=== Required work ===
Drop the pictures and extract exactly the lines from the one that contains "Convert this document image to plain text." through the end of the material.

....................

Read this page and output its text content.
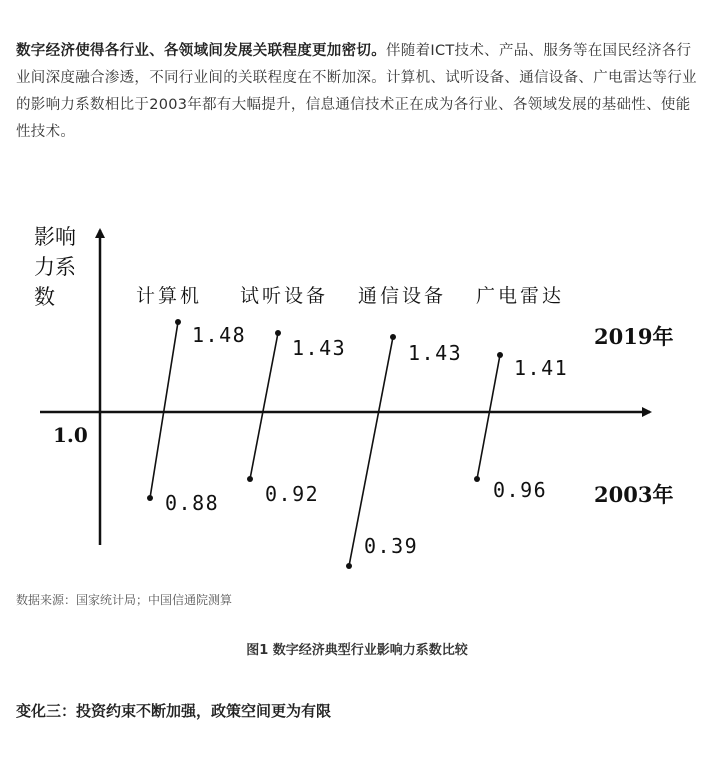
数字经济使得各行业、各领域间发展关联程度更加密切。伴随着ICT技术、产品、服务等在国民经济各行业间深度融合渗透，不同行业间的关联程度在不断加深。计算机、试听设备、通信设备、广电雷达等行业的影响力系数相比于2003年都有大幅提升，信息通信技术正在成为各行业、各领域发展的基础性、使能性技术。

影响
力系
数
1.0
2019年
2003年
计算机 试听设备 通信设备 广电雷达
1.48
0.88
1.43
0.92
1.43
0.39
1.41
0.96
数据来源：国家统计局；中国信通院测算
图1 数字经济典型行业影响力系数比较
变化三：投资约束不断加强，政策空间更为有限
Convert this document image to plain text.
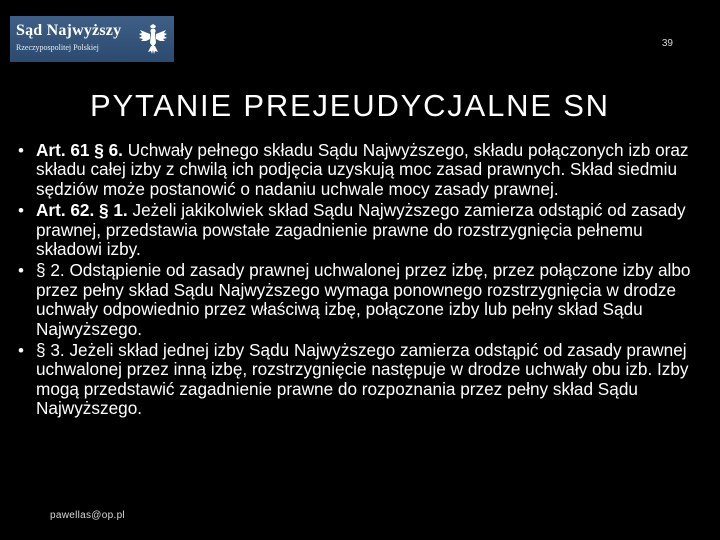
Sąd Najwyższy
Rzeczypospolitej Polskiej	39
PYTANIE PREJEUDYCJALNE SN
• Art. 61 § 6. Uchwały pełnego składu Sądu Najwyższego, składu połączonych izb oraz składu całej izby z chwilą ich podjęcia uzyskują moc zasad prawnych. Skład siedmiu sędziów może postanowić o nadaniu uchwale mocy zasady prawnej.
• Art. 62. § 1. Jeżeli jakikolwiek skład Sądu Najwyższego zamierza odstąpić od zasady prawnej, przedstawia powstałe zagadnienie prawne do rozstrzygnięcia pełnemu składowi izby.
• § 2. Odstąpienie od zasady prawnej uchwalonej przez izbę, przez połączone izby albo przez pełny skład Sądu Najwyższego wymaga ponownego rozstrzygnięcia w drodze uchwały odpowiednio przez właściwą izbę, połączone izby lub pełny skład Sądu Najwyższego.
• § 3. Jeżeli skład jednej izby Sądu Najwyższego zamierza odstąpić od zasady prawnej uchwalonej przez inną izbę, rozstrzygnięcie następuje w drodze uchwały obu izb. Izby mogą przedstawić zagadnienie prawne do rozpoznania przez pełny skład Sądu Najwyższego.
pawellas@op.pl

....................

=== Solution below ===
Convert this document image to plain text.
Sąd Najwyższy
Rzeczypospolitej Polskiej	39
PYTANIE PREJEUDYCJALNE SN
• Art. 61 § 6. Uchwały pełnego składu Sądu Najwyższego, składu połączonych izb oraz składu całej izby z chwilą ich podjęcia uzyskują moc zasad prawnych. Skład siedmiu sędziów może postanowić o nadaniu uchwale mocy zasady prawnej.
• Art. 62. § 1. Jeżeli jakikolwiek skład Sądu Najwyższego zamierza odstąpić od zasady prawnej, przedstawia powstałe zagadnienie prawne do rozstrzygnięcia pełnemu składowi izby.
• § 2. Odstąpienie od zasady prawnej uchwalonej przez izbę, przez połączone izby albo przez pełny skład Sądu Najwyższego wymaga ponownego rozstrzygnięcia w drodze uchwały odpowiednio przez właściwą izbę, połączone izby lub pełny skład Sądu Najwyższego.
• § 3. Jeżeli skład jednej izby Sądu Najwyższego zamierza odstąpić od zasady prawnej uchwalonej przez inną izbę, rozstrzygnięcie następuje w drodze uchwały obu izb. Izby mogą przedstawić zagadnienie prawne do rozpoznania przez pełny skład Sądu Najwyższego.
pawellas@op.pl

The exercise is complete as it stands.